## AIM
Copy out each line containing "驱除鞑虏" from the entries below.
===
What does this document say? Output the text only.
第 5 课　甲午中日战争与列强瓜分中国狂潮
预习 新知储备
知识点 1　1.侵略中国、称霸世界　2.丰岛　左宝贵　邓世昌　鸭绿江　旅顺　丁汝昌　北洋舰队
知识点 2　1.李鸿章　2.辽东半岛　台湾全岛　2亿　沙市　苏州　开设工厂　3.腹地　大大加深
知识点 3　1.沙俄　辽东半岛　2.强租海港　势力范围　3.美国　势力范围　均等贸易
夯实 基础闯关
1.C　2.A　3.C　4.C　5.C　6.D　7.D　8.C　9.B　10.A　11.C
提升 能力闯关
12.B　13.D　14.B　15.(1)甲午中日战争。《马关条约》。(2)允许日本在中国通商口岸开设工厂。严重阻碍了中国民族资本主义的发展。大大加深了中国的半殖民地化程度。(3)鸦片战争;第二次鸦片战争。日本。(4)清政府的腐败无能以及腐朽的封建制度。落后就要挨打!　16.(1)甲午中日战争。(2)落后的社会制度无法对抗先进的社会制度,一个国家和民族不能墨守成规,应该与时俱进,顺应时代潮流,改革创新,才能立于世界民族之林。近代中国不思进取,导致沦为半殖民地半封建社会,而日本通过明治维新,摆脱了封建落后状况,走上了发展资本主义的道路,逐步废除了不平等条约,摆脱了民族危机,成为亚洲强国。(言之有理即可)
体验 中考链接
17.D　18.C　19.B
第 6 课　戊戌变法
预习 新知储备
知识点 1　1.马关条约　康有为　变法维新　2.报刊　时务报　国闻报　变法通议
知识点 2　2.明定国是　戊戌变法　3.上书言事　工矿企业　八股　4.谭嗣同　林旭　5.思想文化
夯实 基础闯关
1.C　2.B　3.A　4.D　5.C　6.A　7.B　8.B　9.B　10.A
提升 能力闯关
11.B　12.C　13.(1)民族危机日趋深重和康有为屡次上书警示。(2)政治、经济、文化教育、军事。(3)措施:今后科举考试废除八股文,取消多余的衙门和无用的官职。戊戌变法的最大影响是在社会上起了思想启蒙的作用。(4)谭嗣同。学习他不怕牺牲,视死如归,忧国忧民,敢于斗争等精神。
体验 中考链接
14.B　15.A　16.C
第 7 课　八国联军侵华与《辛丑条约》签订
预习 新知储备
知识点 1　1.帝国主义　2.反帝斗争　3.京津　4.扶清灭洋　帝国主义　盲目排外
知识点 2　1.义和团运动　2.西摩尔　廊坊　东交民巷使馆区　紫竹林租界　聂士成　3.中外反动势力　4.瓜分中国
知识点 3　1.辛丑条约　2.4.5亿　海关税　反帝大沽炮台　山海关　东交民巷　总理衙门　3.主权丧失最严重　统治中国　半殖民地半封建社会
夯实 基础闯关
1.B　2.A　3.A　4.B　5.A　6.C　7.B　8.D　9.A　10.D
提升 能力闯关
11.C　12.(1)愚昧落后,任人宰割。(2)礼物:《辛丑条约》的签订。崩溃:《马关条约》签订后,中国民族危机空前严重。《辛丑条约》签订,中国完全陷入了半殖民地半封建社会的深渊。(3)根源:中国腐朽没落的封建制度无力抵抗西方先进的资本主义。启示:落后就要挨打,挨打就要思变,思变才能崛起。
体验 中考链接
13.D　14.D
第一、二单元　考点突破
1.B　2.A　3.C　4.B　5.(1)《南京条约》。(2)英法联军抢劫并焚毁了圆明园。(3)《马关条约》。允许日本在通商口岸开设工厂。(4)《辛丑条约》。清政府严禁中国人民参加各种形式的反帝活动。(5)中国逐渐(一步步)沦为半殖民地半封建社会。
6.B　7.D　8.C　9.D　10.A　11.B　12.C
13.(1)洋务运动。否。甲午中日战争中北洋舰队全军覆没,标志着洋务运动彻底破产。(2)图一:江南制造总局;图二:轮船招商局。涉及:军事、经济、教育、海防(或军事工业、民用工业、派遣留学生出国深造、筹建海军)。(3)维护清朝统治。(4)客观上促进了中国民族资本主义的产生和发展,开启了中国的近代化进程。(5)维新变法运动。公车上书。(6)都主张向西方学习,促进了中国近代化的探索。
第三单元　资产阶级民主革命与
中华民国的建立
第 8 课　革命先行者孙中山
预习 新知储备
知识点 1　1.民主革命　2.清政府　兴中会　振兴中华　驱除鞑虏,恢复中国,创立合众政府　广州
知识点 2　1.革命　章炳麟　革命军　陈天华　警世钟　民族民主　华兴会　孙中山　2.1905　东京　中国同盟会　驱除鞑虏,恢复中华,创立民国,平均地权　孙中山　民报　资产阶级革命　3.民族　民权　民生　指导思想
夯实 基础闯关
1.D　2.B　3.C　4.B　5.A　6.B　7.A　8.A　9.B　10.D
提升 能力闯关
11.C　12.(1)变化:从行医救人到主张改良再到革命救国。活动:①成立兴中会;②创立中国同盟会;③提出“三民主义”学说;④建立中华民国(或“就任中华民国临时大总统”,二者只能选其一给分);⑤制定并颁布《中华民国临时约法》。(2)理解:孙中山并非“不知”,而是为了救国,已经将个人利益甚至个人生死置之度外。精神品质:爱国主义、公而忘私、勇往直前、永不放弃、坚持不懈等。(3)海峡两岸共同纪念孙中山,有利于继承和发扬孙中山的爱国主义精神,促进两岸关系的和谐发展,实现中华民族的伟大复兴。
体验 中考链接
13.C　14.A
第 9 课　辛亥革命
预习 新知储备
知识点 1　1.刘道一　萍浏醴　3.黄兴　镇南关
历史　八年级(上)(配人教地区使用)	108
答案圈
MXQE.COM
===
## RESPONSE BELOW
知识点 1　1.民主革命　2.清政府　兴中会　振兴中华　驱除鞑虏,恢复中国,创立合众政府　广州
知识点 2　1.革命　章炳麟　革命军　陈天华　警世钟　民族民主　华兴会　孙中山　2.1905　东京　中国同盟会　驱除鞑虏,恢复中华,创立民国,平均地权　孙中山　民报　资产阶级革命　3.民族　民权　民生　指导思想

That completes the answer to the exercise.